-- START EXERCISE MATERIALS --

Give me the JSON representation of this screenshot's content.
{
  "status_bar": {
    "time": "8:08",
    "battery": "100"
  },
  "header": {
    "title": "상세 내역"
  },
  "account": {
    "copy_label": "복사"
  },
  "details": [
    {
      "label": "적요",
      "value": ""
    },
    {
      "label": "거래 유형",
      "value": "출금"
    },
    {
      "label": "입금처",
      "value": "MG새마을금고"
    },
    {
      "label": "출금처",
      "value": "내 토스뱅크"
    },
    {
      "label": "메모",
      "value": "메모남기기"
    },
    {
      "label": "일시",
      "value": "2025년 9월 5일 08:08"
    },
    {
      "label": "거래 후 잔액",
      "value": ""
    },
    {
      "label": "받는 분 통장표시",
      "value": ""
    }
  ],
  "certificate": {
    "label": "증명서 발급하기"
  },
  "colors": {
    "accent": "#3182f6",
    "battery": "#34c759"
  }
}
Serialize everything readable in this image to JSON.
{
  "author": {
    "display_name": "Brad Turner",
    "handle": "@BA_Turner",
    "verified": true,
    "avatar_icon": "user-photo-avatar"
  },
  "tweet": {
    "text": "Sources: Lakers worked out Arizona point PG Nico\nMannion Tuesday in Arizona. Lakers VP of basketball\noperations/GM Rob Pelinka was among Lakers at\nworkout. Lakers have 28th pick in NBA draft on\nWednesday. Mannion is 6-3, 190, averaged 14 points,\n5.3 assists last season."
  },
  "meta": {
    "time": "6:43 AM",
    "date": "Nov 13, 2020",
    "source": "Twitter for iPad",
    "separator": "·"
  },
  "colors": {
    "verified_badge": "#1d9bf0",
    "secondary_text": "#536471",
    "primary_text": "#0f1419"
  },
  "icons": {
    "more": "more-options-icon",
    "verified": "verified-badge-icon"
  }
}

-- END EXERCISE MATERIALS --

THE TASK => Identify and extract each line of the listing that contains "this".

EXERCISE OUTPUT =>
Give me the JSON representation of this screenshot's content.
Serialize everything readable in this image to JSON.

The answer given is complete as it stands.